▶ _Task instructions_: Below are the records; collect from them each line containing the string "this".

====================

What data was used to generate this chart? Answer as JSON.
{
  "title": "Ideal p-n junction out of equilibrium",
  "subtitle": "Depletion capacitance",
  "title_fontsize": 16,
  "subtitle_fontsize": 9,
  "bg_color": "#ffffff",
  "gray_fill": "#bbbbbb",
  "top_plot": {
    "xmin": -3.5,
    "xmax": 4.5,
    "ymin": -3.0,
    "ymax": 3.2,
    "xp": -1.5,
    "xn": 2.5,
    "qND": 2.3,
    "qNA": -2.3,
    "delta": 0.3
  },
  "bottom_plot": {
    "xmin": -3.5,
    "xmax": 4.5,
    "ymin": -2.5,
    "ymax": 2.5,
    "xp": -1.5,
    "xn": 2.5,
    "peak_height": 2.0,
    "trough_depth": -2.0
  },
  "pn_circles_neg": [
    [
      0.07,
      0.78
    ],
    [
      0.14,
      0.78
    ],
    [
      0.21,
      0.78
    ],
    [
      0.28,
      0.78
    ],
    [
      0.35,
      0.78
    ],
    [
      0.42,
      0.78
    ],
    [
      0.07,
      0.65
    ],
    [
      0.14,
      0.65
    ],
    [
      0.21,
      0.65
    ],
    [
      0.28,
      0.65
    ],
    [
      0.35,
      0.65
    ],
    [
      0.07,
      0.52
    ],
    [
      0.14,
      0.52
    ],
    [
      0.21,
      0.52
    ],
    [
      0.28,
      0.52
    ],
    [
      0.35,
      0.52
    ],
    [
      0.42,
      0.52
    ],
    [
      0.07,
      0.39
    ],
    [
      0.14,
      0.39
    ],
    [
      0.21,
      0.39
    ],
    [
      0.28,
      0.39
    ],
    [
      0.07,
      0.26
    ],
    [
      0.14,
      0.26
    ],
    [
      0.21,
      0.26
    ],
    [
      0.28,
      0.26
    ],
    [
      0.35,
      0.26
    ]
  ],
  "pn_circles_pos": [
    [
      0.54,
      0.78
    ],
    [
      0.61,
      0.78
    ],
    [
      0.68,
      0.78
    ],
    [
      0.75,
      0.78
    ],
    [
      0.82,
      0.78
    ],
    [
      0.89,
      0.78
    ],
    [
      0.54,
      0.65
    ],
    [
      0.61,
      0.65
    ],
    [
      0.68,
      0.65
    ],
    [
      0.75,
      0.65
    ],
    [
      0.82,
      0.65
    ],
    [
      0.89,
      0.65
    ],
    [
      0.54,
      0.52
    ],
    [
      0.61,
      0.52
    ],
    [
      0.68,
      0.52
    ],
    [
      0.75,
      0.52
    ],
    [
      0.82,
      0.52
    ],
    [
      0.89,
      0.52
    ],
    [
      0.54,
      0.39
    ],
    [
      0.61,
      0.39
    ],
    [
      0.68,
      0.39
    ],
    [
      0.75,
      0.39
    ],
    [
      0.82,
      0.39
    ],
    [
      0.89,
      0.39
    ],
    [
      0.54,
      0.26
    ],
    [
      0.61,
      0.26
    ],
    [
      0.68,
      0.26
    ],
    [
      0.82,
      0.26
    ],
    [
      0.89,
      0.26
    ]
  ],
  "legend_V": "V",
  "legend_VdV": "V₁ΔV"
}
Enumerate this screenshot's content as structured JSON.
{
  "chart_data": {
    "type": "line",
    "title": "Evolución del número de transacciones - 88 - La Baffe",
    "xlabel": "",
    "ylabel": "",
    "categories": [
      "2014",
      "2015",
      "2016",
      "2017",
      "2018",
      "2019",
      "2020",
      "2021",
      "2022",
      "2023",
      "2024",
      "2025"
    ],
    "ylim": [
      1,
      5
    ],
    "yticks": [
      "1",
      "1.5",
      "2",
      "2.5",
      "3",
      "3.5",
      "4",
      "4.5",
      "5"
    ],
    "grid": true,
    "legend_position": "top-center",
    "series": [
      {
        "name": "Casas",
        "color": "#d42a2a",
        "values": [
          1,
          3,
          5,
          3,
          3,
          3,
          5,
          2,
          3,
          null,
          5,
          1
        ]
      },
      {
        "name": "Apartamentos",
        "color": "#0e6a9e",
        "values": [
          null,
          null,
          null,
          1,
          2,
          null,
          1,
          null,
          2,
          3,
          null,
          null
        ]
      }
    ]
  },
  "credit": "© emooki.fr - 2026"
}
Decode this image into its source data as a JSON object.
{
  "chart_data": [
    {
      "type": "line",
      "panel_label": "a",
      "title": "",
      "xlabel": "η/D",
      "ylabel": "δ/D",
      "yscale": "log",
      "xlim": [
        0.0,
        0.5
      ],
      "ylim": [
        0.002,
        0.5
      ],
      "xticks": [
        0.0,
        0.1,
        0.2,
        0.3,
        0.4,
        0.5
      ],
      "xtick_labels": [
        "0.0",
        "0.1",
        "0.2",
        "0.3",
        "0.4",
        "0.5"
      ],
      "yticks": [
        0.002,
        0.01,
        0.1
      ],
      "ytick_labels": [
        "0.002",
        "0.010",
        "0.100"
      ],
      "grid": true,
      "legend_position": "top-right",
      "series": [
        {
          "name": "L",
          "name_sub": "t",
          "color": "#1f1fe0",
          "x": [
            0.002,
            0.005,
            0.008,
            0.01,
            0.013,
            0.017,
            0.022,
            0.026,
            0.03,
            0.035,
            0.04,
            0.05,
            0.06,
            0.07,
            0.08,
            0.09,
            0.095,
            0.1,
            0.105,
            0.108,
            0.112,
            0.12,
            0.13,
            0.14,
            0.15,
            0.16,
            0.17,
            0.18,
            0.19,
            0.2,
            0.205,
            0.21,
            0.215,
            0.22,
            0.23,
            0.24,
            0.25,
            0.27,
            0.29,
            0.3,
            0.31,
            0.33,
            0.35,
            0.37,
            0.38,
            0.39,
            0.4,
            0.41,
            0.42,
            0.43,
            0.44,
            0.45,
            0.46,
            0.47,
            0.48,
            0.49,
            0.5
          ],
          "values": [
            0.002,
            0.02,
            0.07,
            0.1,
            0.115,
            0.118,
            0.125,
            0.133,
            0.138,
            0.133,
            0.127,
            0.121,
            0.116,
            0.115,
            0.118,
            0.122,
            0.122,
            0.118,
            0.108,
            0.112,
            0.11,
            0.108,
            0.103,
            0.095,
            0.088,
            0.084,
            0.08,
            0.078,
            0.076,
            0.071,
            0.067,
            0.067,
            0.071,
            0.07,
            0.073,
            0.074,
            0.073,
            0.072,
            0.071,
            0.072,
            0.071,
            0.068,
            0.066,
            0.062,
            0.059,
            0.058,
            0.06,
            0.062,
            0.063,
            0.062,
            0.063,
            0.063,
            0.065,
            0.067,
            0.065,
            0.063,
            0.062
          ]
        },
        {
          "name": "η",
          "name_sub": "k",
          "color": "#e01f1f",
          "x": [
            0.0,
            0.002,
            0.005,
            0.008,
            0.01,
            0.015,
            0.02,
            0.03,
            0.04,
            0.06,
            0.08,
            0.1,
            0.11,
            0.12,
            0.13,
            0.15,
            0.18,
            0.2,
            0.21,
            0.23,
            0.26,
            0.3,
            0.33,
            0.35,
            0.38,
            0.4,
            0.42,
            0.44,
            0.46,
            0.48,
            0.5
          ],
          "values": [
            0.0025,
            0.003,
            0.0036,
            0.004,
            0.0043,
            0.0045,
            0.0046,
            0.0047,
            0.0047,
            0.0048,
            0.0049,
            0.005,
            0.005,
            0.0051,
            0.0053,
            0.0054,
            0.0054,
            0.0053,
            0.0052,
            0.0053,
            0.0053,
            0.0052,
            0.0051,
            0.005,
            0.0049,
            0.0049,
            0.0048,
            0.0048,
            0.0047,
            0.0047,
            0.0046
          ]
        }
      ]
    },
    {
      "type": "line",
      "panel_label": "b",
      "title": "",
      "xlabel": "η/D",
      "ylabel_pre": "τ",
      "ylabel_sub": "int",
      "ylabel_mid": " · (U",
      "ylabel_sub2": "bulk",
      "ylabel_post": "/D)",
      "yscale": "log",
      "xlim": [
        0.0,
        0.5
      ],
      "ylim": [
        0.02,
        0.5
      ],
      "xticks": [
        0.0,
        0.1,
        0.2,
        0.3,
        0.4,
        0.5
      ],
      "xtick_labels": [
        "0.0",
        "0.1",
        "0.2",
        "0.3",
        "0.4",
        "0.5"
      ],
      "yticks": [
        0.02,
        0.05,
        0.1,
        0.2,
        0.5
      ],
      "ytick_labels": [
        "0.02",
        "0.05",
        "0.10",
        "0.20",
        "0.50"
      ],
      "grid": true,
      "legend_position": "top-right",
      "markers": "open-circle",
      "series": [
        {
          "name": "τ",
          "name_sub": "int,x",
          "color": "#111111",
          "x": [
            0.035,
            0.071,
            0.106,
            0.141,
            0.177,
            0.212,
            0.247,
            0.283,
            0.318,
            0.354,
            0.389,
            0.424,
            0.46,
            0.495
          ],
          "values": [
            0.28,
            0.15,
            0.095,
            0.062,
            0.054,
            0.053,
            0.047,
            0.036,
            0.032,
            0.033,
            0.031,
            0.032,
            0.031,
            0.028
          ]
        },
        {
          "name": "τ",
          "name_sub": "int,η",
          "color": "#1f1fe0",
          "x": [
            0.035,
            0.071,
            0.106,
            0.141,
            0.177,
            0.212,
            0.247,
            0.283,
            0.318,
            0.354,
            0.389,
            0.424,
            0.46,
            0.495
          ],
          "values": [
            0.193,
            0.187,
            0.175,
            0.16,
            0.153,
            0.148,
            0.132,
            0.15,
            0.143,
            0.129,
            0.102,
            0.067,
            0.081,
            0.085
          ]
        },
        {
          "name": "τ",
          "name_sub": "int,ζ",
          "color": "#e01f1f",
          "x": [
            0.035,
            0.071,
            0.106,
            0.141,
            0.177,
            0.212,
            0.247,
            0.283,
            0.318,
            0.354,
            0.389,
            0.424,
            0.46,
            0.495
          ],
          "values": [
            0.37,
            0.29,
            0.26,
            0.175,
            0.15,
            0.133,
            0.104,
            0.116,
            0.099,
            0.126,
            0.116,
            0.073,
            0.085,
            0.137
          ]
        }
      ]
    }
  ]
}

====================

▶ _Reply_:
What data was used to generate this chart? Answer as JSON.
Enumerate this screenshot's content as structured JSON.
Decode this image into its source data as a JSON object.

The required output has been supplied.